─── RECORDS SUPPLIED
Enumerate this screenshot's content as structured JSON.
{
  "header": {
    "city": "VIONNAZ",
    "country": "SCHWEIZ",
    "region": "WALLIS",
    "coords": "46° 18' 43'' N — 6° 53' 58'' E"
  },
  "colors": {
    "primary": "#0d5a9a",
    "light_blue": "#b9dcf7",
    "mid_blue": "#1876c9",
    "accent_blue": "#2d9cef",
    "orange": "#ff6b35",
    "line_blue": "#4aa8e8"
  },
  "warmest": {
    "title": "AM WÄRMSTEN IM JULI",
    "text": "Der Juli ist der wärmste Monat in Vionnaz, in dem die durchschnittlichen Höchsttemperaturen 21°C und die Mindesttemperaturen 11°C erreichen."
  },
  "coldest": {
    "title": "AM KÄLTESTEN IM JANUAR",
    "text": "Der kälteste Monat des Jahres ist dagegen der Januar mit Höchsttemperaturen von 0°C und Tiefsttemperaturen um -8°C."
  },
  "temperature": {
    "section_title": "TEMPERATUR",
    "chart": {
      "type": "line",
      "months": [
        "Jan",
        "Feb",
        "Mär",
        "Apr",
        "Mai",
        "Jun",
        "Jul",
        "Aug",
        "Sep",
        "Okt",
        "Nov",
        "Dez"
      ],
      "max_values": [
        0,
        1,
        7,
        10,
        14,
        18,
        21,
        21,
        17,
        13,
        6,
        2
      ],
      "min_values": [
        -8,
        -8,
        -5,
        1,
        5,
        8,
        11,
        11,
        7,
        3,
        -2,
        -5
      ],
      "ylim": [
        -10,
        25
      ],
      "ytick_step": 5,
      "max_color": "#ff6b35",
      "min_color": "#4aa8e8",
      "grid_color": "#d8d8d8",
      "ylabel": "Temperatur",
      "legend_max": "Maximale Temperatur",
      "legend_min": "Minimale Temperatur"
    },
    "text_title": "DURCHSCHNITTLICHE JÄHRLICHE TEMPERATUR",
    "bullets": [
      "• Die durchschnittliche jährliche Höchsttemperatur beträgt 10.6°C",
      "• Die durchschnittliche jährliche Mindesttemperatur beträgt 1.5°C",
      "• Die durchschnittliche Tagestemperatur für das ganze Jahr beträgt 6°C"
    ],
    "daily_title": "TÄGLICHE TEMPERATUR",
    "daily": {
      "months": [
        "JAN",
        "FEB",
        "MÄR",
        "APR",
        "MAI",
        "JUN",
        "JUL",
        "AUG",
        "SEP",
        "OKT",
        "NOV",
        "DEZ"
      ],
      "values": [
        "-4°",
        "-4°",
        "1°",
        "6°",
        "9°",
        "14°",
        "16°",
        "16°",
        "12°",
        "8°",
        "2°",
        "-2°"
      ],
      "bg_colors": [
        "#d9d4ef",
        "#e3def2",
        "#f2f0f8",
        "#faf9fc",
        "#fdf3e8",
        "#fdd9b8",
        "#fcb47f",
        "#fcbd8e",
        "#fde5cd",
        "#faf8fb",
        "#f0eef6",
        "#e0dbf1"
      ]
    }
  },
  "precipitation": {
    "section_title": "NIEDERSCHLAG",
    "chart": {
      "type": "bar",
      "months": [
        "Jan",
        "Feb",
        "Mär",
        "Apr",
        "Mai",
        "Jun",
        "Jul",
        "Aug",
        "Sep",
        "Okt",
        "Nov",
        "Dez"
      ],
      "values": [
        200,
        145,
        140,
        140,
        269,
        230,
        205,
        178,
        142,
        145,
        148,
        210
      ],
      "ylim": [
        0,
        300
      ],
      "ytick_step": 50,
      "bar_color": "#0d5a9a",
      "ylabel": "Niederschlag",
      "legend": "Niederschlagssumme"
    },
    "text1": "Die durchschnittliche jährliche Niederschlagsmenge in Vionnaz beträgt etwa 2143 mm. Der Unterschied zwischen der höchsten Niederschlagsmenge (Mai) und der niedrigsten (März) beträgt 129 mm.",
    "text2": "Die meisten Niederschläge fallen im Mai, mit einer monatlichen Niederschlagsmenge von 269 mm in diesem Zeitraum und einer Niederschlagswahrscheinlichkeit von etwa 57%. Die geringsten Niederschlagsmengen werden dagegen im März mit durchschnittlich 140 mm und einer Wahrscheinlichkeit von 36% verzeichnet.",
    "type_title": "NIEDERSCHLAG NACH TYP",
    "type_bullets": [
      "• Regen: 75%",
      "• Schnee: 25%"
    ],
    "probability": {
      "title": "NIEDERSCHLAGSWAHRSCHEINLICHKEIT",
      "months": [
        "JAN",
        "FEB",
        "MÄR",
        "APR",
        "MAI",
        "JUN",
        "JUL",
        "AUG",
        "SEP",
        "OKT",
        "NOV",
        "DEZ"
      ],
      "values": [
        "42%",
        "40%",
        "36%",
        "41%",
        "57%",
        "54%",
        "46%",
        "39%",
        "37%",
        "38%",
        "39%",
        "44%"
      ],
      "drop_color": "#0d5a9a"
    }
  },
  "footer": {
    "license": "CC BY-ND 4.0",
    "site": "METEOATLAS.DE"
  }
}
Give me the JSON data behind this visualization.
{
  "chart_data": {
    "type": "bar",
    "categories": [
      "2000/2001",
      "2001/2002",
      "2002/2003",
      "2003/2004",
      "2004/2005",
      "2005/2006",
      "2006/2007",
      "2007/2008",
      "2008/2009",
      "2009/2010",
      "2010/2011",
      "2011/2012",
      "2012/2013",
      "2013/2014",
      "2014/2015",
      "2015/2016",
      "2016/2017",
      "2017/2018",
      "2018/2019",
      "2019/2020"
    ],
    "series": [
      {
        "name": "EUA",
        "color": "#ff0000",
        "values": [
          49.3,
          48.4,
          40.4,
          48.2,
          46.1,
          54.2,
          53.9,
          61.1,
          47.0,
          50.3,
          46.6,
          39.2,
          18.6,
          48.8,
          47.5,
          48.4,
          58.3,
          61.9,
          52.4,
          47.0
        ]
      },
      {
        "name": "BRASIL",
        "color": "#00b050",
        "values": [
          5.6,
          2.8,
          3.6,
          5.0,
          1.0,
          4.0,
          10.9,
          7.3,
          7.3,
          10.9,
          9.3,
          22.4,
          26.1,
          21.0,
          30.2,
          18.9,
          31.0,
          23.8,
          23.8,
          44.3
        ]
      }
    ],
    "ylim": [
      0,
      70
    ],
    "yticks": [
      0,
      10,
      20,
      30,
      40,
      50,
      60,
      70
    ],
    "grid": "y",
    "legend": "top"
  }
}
──────
WHAT YOU ARE ASKED TO DO:
Write out the data exactly as it stands.

SOLUTION FOR THIS EXERCISE:
Enumerate this screenshot's content as structured JSON.
{
  "header": {
    "city": "VIONNAZ",
    "country": "SCHWEIZ",
    "region": "WALLIS",
    "coords": "46° 18' 43'' N — 6° 53' 58'' E"
  },
  "colors": {
    "primary": "#0d5a9a",
    "light_blue": "#b9dcf7",
    "mid_blue": "#1876c9",
    "accent_blue": "#2d9cef",
    "orange": "#ff6b35",
    "line_blue": "#4aa8e8"
  },
  "warmest": {
    "title": "AM WÄRMSTEN IM JULI",
    "text": "Der Juli ist der wärmste Monat in Vionnaz, in dem die durchschnittlichen Höchsttemperaturen 21°C und die Mindesttemperaturen 11°C erreichen."
  },
  "coldest": {
    "title": "AM KÄLTESTEN IM JANUAR",
    "text": "Der kälteste Monat des Jahres ist dagegen der Januar mit Höchsttemperaturen von 0°C und Tiefsttemperaturen um -8°C."
  },
  "temperature": {
    "section_title": "TEMPERATUR",
    "chart": {
      "type": "line",
      "months": [
        "Jan",
        "Feb",
        "Mär",
        "Apr",
        "Mai",
        "Jun",
        "Jul",
        "Aug",
        "Sep",
        "Okt",
        "Nov",
        "Dez"
      ],
      "max_values": [
        0,
        1,
        7,
        10,
        14,
        18,
        21,
        21,
        17,
        13,
        6,
        2
      ],
      "min_values": [
        -8,
        -8,
        -5,
        1,
        5,
        8,
        11,
        11,
        7,
        3,
        -2,
        -5
      ],
      "ylim": [
        -10,
        25
      ],
      "ytick_step": 5,
      "max_color": "#ff6b35",
      "min_color": "#4aa8e8",
      "grid_color": "#d8d8d8",
      "ylabel": "Temperatur",
      "legend_max": "Maximale Temperatur",
      "legend_min": "Minimale Temperatur"
    },
    "text_title": "DURCHSCHNITTLICHE JÄHRLICHE TEMPERATUR",
    "bullets": [
      "• Die durchschnittliche jährliche Höchsttemperatur beträgt 10.6°C",
      "• Die durchschnittliche jährliche Mindesttemperatur beträgt 1.5°C",
      "• Die durchschnittliche Tagestemperatur für das ganze Jahr beträgt 6°C"
    ],
    "daily_title": "TÄGLICHE TEMPERATUR",
    "daily": {
      "months": [
        "JAN",
        "FEB",
        "MÄR",
        "APR",
        "MAI",
        "JUN",
        "JUL",
        "AUG",
        "SEP",
        "OKT",
        "NOV",
        "DEZ"
      ],
      "values": [
        "-4°",
        "-4°",
        "1°",
        "6°",
        "9°",
        "14°",
        "16°",
        "16°",
        "12°",
        "8°",
        "2°",
        "-2°"
      ],
      "bg_colors": [
        "#d9d4ef",
        "#e3def2",
        "#f2f0f8",
        "#faf9fc",
        "#fdf3e8",
        "#fdd9b8",
        "#fcb47f",
        "#fcbd8e",
        "#fde5cd",
        "#faf8fb",
        "#f0eef6",
        "#e0dbf1"
      ]
    }
  },
  "precipitation": {
    "section_title": "NIEDERSCHLAG",
    "chart": {
      "type": "bar",
      "months": [
        "Jan",
        "Feb",
        "Mär",
        "Apr",
        "Mai",
        "Jun",
        "Jul",
        "Aug",
        "Sep",
        "Okt",
        "Nov",
        "Dez"
      ],
      "values": [
        200,
        145,
        140,
        140,
        269,
        230,
        205,
        178,
        142,
        145,
        148,
        210
      ],
      "ylim": [
        0,
        300
      ],
      "ytick_step": 50,
      "bar_color": "#0d5a9a",
      "ylabel": "Niederschlag",
      "legend": "Niederschlagssumme"
    },
    "text1": "Die durchschnittliche jährliche Niederschlagsmenge in Vionnaz beträgt etwa 2143 mm. Der Unterschied zwischen der höchsten Niederschlagsmenge (Mai) und der niedrigsten (März) beträgt 129 mm.",
    "text2": "Die meisten Niederschläge fallen im Mai, mit einer monatlichen Niederschlagsmenge von 269 mm in diesem Zeitraum und einer Niederschlagswahrscheinlichkeit von etwa 57%. Die geringsten Niederschlagsmengen werden dagegen im März mit durchschnittlich 140 mm und einer Wahrscheinlichkeit von 36% verzeichnet.",
    "type_title": "NIEDERSCHLAG NACH TYP",
    "type_bullets": [
      "• Regen: 75%",
      "• Schnee: 25%"
    ],
    "probability": {
      "title": "NIEDERSCHLAGSWAHRSCHEINLICHKEIT",
      "months": [
        "JAN",
        "FEB",
        "MÄR",
        "APR",
        "MAI",
        "JUN",
        "JUL",
        "AUG",
        "SEP",
        "OKT",
        "NOV",
        "DEZ"
      ],
      "values": [
        "42%",
        "40%",
        "36%",
        "41%",
        "57%",
        "54%",
        "46%",
        "39%",
        "37%",
        "38%",
        "39%",
        "44%"
      ],
      "drop_color": "#0d5a9a"
    }
  },
  "footer": {
    "license": "CC BY-ND 4.0",
    "site": "METEOATLAS.DE"
  }
}
Give me the JSON data behind this visualization.
{
  "chart_data": {
    "type": "bar",
    "categories": [
      "2000/2001",
      "2001/2002",
      "2002/2003",
      "2003/2004",
      "2004/2005",
      "2005/2006",
      "2006/2007",
      "2007/2008",
      "2008/2009",
      "2009/2010",
      "2010/2011",
      "2011/2012",
      "2012/2013",
      "2013/2014",
      "2014/2015",
      "2015/2016",
      "2016/2017",
      "2017/2018",
      "2018/2019",
      "2019/2020"
    ],
    "series": [
      {
        "name": "EUA",
        "color": "#ff0000",
        "values": [
          49.3,
          48.4,
          40.4,
          48.2,
          46.1,
          54.2,
          53.9,
          61.1,
          47.0,
          50.3,
          46.6,
          39.2,
          18.6,
          48.8,
          47.5,
          48.4,
          58.3,
          61.9,
          52.4,
          47.0
        ]
      },
      {
        "name": "BRASIL",
        "color": "#00b050",
        "values": [
          5.6,
          2.8,
          3.6,
          5.0,
          1.0,
          4.0,
          10.9,
          7.3,
          7.3,
          10.9,
          9.3,
          22.4,
          26.1,
          21.0,
          30.2,
          18.9,
          31.0,
          23.8,
          23.8,
          44.3
        ]
      }
    ],
    "ylim": [
      0,
      70
    ],
    "yticks": [
      0,
      10,
      20,
      30,
      40,
      50,
      60,
      70
    ],
    "grid": "y",
    "legend": "top"
  }
}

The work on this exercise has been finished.